* Work to complete: Set out each line from the following listing that includes the word "unknown".

* Records for the exercise:
** begin **
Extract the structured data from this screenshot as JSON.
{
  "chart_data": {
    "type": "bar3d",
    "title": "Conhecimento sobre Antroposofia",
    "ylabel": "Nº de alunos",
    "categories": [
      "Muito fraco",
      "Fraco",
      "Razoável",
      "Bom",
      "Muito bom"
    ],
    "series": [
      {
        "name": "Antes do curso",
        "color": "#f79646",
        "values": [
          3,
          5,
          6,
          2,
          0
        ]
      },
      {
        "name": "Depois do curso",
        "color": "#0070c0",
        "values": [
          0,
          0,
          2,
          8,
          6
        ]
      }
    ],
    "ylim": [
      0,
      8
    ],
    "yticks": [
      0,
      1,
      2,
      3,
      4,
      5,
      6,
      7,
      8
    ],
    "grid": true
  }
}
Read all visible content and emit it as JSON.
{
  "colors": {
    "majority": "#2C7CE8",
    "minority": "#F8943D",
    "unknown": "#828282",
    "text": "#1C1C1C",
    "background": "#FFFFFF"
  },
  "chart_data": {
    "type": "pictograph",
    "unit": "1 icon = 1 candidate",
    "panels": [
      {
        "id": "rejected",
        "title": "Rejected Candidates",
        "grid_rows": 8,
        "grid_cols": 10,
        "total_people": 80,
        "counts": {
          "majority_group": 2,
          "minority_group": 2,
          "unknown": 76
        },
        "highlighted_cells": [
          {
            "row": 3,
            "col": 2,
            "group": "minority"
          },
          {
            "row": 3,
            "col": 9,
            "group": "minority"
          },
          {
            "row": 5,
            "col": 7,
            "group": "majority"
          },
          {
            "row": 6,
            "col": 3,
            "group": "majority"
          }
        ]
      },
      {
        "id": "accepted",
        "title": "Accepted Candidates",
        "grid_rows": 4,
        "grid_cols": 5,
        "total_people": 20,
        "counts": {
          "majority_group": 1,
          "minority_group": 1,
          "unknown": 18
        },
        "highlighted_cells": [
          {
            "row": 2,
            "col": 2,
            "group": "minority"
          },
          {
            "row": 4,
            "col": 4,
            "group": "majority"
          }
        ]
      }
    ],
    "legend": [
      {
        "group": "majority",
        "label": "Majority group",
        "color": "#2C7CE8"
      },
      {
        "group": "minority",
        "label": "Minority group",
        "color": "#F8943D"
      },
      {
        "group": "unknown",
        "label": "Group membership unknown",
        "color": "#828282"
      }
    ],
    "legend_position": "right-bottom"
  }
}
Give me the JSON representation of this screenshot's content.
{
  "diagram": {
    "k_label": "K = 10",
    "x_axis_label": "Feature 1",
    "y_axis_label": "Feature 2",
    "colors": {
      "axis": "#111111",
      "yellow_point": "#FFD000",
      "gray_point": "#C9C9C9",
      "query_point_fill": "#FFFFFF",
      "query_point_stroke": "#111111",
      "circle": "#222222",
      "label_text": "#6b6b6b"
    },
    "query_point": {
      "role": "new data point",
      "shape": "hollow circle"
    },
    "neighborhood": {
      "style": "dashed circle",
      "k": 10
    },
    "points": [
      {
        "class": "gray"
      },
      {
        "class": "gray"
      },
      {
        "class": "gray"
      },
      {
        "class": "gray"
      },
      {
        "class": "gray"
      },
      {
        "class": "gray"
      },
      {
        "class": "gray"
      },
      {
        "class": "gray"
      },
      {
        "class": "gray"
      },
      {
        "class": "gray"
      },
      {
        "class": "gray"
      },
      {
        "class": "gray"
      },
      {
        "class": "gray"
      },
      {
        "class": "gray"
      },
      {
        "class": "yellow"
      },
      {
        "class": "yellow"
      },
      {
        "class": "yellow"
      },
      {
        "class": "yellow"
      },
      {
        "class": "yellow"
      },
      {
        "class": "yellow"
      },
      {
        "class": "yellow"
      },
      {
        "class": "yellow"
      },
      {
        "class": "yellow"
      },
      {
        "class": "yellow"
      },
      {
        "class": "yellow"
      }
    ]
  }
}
** end **
* Response:
    "unknown": "#828282",
          "unknown": 76
          "unknown": 18
        "group": "unknown",
        "label": "Group membership unknown",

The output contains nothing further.